# [GOAL]
Using the listing below, extract each line that has the word "name" in it.

▼▼▼

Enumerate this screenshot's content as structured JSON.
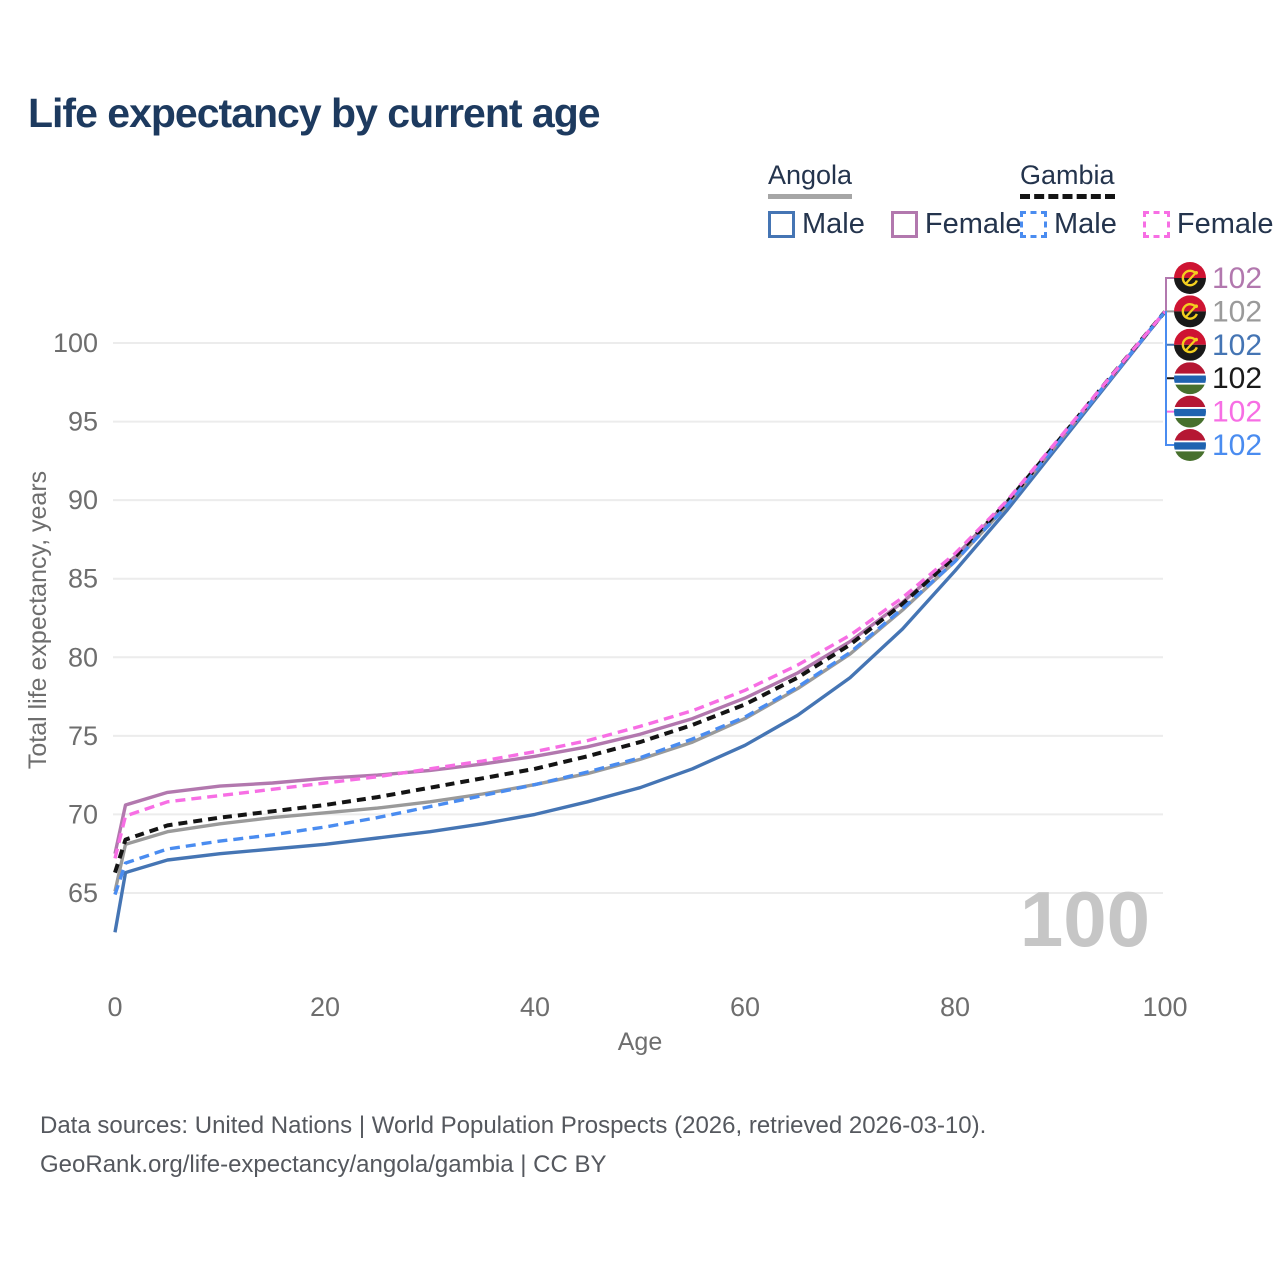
{
  "page": {
    "title": "Life expectancy by current age"
  },
  "legend": {
    "groups": [
      {
        "country": "Angola",
        "style": "solid",
        "underline_color": "#a6a6a6",
        "items": [
          {
            "label": "Male",
            "color": "#4575b4",
            "dashed": false
          },
          {
            "label": "Female",
            "color": "#b278ae",
            "dashed": false
          }
        ]
      },
      {
        "country": "Gambia",
        "style": "dashed",
        "underline_color": "#141414",
        "items": [
          {
            "label": "Male",
            "color": "#4a8cf0",
            "dashed": true
          },
          {
            "label": "Female",
            "color": "#f76ee4",
            "dashed": true
          }
        ]
      }
    ]
  },
  "chart_data": {
    "type": "line",
    "title": "Life expectancy by current age",
    "xlabel": "Age",
    "ylabel": "Total life expectancy, years",
    "x_ticks": [
      0,
      20,
      40,
      60,
      80,
      100
    ],
    "y_ticks": [
      65,
      70,
      75,
      80,
      85,
      90,
      95,
      100
    ],
    "xlim": [
      0,
      100
    ],
    "ylim": [
      62,
      103
    ],
    "grid": "horizontal",
    "legend_position": "top-right",
    "watermark": "100",
    "x": [
      0,
      1,
      5,
      10,
      15,
      20,
      25,
      30,
      35,
      40,
      45,
      50,
      55,
      60,
      65,
      70,
      75,
      80,
      85,
      90,
      95,
      100
    ],
    "series": [
      {
        "id": "angola-male",
        "name": "Angola Male",
        "country": "Angola",
        "sex": "Male",
        "flag": "angola",
        "color": "#4575b4",
        "dashed": false,
        "label_row": 2,
        "end_label": "102",
        "values": [
          62.5,
          66.3,
          67.1,
          67.5,
          67.8,
          68.1,
          68.5,
          68.9,
          69.4,
          70.0,
          70.8,
          71.7,
          72.9,
          74.4,
          76.3,
          78.7,
          81.8,
          85.5,
          89.4,
          93.6,
          97.8,
          102
        ]
      },
      {
        "id": "angola",
        "name": "Angola",
        "country": "Angola",
        "sex": "Both",
        "flag": "angola",
        "color": "#9a9a9a",
        "dashed": false,
        "label_row": 1,
        "end_label": "102",
        "values": [
          65.1,
          68.1,
          68.9,
          69.4,
          69.8,
          70.1,
          70.4,
          70.8,
          71.3,
          71.9,
          72.6,
          73.5,
          74.6,
          76.1,
          78.0,
          80.2,
          83.0,
          86.1,
          89.7,
          93.8,
          97.9,
          102
        ]
      },
      {
        "id": "angola-female",
        "name": "Angola Female",
        "country": "Angola",
        "sex": "Female",
        "flag": "angola",
        "color": "#b278ae",
        "dashed": false,
        "label_row": 0,
        "end_label": "102",
        "values": [
          67.5,
          70.6,
          71.4,
          71.8,
          72.0,
          72.3,
          72.5,
          72.8,
          73.2,
          73.7,
          74.3,
          75.1,
          76.1,
          77.4,
          79.0,
          81.0,
          83.5,
          86.4,
          89.9,
          93.9,
          97.9,
          102
        ]
      },
      {
        "id": "gambia",
        "name": "Gambia",
        "country": "Gambia",
        "sex": "Both",
        "flag": "gambia",
        "color": "#141414",
        "dashed": true,
        "label_row": 3,
        "end_label": "102",
        "values": [
          66.3,
          68.4,
          69.3,
          69.8,
          70.2,
          70.6,
          71.1,
          71.7,
          72.3,
          72.9,
          73.7,
          74.6,
          75.7,
          77.0,
          78.7,
          80.8,
          83.4,
          86.4,
          89.9,
          93.9,
          98.0,
          102
        ]
      },
      {
        "id": "gambia-male",
        "name": "Gambia Male",
        "country": "Gambia",
        "sex": "Male",
        "flag": "gambia",
        "color": "#4a8cf0",
        "dashed": true,
        "label_row": 5,
        "end_label": "102",
        "values": [
          64.9,
          66.9,
          67.8,
          68.3,
          68.7,
          69.2,
          69.8,
          70.5,
          71.2,
          71.9,
          72.7,
          73.6,
          74.8,
          76.2,
          78.1,
          80.3,
          83.1,
          86.1,
          89.7,
          93.8,
          97.9,
          102
        ]
      },
      {
        "id": "gambia-female",
        "name": "Gambia Female",
        "country": "Gambia",
        "sex": "Female",
        "flag": "gambia",
        "color": "#f76ee4",
        "dashed": true,
        "label_row": 4,
        "end_label": "102",
        "values": [
          67.2,
          69.9,
          70.8,
          71.2,
          71.6,
          72.0,
          72.4,
          72.9,
          73.4,
          74.0,
          74.7,
          75.6,
          76.6,
          77.9,
          79.5,
          81.4,
          83.8,
          86.6,
          90.0,
          94.0,
          98.0,
          102
        ]
      }
    ]
  },
  "footer": {
    "line1": "Data sources: United Nations | World Population Prospects (2026, retrieved 2026-03-10).",
    "line2": "GeoRank.org/life-expectancy/angola/gambia | CC BY"
  }
}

▲▲▲

# [SOLUTION TO THE PROBLEM]
        "name": "Angola Male",
        "name": "Angola",
        "name": "Angola Female",
        "name": "Gambia",
        "name": "Gambia Male",
        "name": "Gambia Female",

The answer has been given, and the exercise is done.